* **Task**:
Narrow the data below down to the lines containing "Karjalainen".

* **Exercise inputs**:
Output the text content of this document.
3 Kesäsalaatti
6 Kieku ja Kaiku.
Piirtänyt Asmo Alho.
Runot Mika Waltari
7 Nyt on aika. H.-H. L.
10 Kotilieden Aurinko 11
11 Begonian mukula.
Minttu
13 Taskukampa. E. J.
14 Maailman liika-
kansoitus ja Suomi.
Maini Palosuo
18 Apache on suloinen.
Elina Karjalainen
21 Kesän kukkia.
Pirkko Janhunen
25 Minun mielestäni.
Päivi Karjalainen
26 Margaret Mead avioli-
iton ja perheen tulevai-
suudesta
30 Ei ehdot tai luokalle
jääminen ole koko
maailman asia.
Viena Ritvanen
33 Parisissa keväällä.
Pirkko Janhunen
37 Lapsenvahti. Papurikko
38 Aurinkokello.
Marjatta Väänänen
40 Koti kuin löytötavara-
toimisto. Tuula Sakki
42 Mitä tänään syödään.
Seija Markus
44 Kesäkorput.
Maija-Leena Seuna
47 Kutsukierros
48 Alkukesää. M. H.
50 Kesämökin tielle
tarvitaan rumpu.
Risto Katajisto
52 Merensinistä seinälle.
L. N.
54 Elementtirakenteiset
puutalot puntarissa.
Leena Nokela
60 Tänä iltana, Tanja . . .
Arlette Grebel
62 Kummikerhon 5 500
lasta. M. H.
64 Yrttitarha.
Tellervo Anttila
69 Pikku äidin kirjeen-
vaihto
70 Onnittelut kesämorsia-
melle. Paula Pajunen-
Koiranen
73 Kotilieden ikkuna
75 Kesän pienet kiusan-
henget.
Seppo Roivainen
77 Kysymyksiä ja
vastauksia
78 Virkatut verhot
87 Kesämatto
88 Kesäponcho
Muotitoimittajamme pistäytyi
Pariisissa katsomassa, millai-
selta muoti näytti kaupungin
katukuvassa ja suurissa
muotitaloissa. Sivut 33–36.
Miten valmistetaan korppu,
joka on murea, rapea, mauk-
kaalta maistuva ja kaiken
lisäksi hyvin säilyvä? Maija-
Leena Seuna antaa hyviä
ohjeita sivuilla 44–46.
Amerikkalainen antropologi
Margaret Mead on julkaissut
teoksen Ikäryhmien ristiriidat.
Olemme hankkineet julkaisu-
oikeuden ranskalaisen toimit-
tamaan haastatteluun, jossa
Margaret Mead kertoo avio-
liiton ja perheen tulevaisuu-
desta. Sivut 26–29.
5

* **Solution to this task**:
Elina Karjalainen
Päivi Karjalainen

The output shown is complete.